----- 提供本文
民謡には心を動かす自然の曲律があります。いわば郷土に生まれた日本人の心の故郷がここにあると言えます。この貴重な文化を残すべく故藤尾隆造氏が全国を巡り監修したのが本シリーズ「心の故郷 日本の民謡」です。本作品に収められている幾つかを紹介します。
おてもやん:熊本を代表する民謡で熊本弁が強く出た陽気な歌詞が特徴である。歌詞に登場する「おてもやん」は女性の名前で「やん」は「ちゃん」の意であるため、今流に言えば「おてもちゃん」ということになる。元々は、熊本甚句(お座敷唄)であり、メロディーについては愛知県の「名古屋甚句」や山口県の「男なら」と同系統のものである。歌詞の由来にはいくつかの説がある。戯れ歌。おてもやんとその結婚相手を肥後勤皇党と孝明天皇にたとえた歌。西南戦争時に薩軍と政府軍のどちらに味方をするか迷う熊本士族を茶化した農民の歌、等々。
----------
----- データ項目
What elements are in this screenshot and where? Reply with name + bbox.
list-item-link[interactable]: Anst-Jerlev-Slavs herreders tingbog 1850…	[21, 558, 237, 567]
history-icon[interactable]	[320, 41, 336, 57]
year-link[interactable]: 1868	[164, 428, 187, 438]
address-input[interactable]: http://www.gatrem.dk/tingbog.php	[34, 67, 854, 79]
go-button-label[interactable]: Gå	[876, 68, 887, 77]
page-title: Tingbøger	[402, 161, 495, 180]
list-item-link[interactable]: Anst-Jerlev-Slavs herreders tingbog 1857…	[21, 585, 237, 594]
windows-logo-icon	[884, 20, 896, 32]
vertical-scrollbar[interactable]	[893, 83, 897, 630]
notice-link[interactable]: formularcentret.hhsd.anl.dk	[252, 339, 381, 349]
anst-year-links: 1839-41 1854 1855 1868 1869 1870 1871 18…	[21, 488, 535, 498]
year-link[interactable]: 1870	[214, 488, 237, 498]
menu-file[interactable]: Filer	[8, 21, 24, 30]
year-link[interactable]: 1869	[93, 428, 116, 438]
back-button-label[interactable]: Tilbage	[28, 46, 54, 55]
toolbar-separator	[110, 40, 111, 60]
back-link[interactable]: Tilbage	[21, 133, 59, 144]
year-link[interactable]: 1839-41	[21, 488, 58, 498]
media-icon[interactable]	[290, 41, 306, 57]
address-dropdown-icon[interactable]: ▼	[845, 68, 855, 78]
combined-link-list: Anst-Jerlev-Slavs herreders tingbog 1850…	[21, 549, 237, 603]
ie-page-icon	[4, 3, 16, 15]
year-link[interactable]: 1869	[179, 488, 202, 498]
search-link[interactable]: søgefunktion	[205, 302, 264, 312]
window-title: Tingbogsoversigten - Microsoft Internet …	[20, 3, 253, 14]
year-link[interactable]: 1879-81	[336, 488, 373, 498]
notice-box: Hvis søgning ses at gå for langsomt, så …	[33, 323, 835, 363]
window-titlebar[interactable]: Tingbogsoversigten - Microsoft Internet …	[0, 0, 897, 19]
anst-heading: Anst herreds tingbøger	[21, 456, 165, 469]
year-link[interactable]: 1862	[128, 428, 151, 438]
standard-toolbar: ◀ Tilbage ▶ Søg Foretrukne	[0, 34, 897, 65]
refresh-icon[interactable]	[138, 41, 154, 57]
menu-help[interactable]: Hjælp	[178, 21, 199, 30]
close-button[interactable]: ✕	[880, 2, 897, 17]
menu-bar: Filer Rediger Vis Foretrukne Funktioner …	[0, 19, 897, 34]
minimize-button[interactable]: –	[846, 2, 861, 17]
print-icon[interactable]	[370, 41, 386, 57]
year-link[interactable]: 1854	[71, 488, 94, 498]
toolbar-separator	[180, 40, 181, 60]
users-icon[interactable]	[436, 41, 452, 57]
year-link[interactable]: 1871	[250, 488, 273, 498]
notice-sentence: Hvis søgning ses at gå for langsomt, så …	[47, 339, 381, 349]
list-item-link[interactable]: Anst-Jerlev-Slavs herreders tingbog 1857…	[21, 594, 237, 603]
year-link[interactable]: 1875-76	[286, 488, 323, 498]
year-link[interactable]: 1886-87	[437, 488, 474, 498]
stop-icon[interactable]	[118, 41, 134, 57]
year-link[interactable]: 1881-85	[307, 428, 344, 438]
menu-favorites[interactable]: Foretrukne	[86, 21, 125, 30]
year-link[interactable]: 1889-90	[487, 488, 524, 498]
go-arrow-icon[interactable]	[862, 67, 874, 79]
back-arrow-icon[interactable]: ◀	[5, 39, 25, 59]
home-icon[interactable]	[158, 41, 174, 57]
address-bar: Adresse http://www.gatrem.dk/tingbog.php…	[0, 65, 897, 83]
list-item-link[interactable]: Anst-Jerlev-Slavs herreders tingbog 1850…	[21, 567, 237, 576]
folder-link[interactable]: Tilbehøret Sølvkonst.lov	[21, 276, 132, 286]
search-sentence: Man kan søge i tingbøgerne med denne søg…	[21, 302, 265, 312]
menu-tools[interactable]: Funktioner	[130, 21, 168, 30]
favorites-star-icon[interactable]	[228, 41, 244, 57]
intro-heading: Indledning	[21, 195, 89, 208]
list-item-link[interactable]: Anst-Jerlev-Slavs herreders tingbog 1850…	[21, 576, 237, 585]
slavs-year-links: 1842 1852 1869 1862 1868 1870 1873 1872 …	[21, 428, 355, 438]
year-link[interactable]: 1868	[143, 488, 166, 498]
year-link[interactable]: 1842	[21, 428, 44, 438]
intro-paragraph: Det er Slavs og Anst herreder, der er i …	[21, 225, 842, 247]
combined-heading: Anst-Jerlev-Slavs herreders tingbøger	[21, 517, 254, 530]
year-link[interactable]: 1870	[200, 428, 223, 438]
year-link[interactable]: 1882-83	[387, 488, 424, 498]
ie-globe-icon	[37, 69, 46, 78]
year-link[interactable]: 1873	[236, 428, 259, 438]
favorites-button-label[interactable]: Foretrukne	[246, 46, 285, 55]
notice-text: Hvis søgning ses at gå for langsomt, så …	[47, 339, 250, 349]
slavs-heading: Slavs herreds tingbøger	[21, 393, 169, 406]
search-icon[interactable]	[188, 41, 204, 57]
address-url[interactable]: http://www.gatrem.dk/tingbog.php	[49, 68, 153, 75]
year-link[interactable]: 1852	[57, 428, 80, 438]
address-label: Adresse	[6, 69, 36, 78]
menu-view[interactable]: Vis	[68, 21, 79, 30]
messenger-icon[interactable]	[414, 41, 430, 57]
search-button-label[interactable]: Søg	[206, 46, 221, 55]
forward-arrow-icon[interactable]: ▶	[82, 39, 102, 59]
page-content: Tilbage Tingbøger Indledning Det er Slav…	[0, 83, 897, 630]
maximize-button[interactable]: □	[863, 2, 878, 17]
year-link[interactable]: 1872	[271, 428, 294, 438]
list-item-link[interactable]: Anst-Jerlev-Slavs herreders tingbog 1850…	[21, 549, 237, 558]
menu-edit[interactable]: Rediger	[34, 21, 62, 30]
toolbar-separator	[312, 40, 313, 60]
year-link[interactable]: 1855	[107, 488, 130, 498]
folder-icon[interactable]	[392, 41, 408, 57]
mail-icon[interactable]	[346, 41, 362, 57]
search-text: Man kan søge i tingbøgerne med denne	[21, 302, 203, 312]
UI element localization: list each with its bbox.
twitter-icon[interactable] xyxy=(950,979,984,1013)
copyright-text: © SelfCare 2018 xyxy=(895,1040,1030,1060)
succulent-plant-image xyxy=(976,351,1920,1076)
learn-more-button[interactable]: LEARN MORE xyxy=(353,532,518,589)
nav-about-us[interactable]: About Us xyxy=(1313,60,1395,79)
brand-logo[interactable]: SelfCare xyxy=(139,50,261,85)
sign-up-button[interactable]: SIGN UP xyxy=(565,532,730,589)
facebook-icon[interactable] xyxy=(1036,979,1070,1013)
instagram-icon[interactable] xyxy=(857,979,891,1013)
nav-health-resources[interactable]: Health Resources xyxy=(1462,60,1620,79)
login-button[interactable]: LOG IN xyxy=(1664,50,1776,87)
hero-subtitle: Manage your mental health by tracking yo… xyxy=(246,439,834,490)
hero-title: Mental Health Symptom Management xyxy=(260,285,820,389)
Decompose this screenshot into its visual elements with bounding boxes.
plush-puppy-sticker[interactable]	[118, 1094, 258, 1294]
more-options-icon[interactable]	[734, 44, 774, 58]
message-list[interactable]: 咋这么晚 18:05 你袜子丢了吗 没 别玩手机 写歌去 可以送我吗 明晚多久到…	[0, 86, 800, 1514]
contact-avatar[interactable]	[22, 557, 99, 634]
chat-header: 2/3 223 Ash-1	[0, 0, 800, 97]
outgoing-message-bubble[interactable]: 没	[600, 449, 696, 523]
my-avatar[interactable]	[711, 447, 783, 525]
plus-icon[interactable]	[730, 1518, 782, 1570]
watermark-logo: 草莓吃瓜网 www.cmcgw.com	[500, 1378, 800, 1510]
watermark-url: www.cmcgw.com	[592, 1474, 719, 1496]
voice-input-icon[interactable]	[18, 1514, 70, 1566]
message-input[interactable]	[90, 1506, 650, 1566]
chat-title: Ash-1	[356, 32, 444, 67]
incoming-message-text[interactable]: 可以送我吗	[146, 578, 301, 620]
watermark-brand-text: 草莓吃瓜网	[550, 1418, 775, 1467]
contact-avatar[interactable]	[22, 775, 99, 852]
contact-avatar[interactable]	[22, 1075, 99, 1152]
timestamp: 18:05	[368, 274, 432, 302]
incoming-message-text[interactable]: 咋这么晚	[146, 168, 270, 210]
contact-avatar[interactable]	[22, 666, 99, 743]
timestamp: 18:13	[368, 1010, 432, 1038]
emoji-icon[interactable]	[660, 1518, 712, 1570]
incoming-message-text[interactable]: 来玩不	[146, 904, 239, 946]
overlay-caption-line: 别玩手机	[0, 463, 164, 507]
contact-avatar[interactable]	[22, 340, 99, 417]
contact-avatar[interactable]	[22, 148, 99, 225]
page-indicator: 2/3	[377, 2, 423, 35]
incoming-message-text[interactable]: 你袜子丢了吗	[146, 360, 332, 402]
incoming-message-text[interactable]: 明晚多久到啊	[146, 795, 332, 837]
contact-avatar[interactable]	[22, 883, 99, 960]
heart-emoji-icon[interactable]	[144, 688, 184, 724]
----------
- _作成内容_
上に掲げた民謡の紹介文を、一字も変えずに全文返してください。

- _出力_
民謡には心を動かす自然の曲律があります。いわば郷土に生まれた日本人の心の故郷がここにあると言えます。この貴重な文化を残すべく故藤尾隆造氏が全国を巡り監修したのが本シリーズ「心の故郷 日本の民謡」です。本作品に収められている幾つかを紹介します。
おてもやん:熊本を代表する民謡で熊本弁が強く出た陽気な歌詞が特徴である。歌詞に登場する「おてもやん」は女性の名前で「やん」は「ちゃん」の意であるため、今流に言えば「おてもちゃん」ということになる。元々は、熊本甚句(お座敷唄)であり、メロディーについては愛知県の「名古屋甚句」や山口県の「男なら」と同系統のものである。歌詞の由来にはいくつかの説がある。戯れ歌。おてもやんとその結婚相手を肥後勤皇党と孝明天皇にたとえた歌。西南戦争時に薩軍と政府軍のどちらに味方をするか迷う熊本士族を茶化した農民の歌、等々。